Data shown

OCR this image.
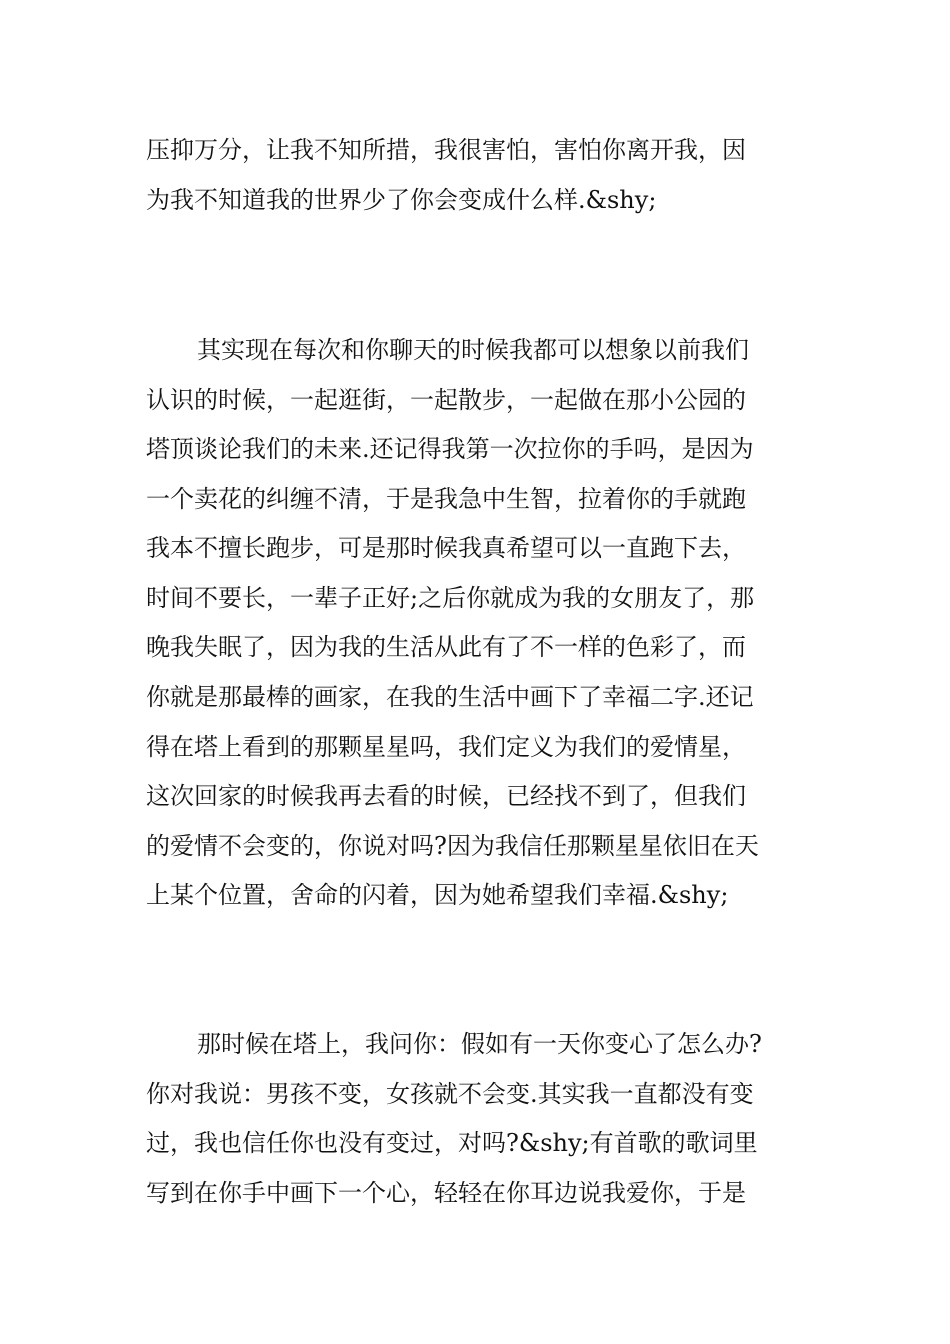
压抑万分，让我不知所措，我很害怕，害怕你离开我，因
为我不知道我的世界少了你会变成什么样.&shy;
其实现在每次和你聊天的时候我都可以想象以前我们
认识的时候，一起逛街，一起散步，一起做在那小公园的
塔顶谈论我们的未来.还记得我第一次拉你的手吗，是因为
一个卖花的纠缠不清，于是我急中生智，拉着你的手就跑
我本不擅长跑步，可是那时候我真希望可以一直跑下去，
时间不要长，一辈子正好;之后你就成为我的女朋友了，那
晚我失眠了，因为我的生活从此有了不一样的色彩了，而
你就是那最棒的画家，在我的生活中画下了幸福二字.还记
得在塔上看到的那颗星星吗，我们定义为我们的爱情星，
这次回家的时候我再去看的时候，已经找不到了，但我们
的爱情不会变的，你说对吗?因为我信任那颗星星依旧在天
上某个位置，舍命的闪着，因为她希望我们幸福.&shy;
那时候在塔上，我问你：假如有一天你变心了怎么办?
你对我说：男孩不变，女孩就不会变.其实我一直都没有变
过，我也信任你也没有变过，对吗?&shy;有首歌的歌词里
写到在你手中画下一个心，轻轻在你耳边说我爱你，于是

What is expected
In your copy, repeat each record exactly and include no pictures.

Finished exercise
OCR this image.
压抑万分，让我不知所措，我很害怕，害怕你离开我，因
为我不知道我的世界少了你会变成什么样.&shy;
其实现在每次和你聊天的时候我都可以想象以前我们
认识的时候，一起逛街，一起散步，一起做在那小公园的
塔顶谈论我们的未来.还记得我第一次拉你的手吗，是因为
一个卖花的纠缠不清，于是我急中生智，拉着你的手就跑
我本不擅长跑步，可是那时候我真希望可以一直跑下去，
时间不要长，一辈子正好;之后你就成为我的女朋友了，那
晚我失眠了，因为我的生活从此有了不一样的色彩了，而
你就是那最棒的画家，在我的生活中画下了幸福二字.还记
得在塔上看到的那颗星星吗，我们定义为我们的爱情星，
这次回家的时候我再去看的时候，已经找不到了，但我们
的爱情不会变的，你说对吗?因为我信任那颗星星依旧在天
上某个位置，舍命的闪着，因为她希望我们幸福.&shy;
那时候在塔上，我问你：假如有一天你变心了怎么办?
你对我说：男孩不变，女孩就不会变.其实我一直都没有变
过，我也信任你也没有变过，对吗?&shy;有首歌的歌词里
写到在你手中画下一个心，轻轻在你耳边说我爱你，于是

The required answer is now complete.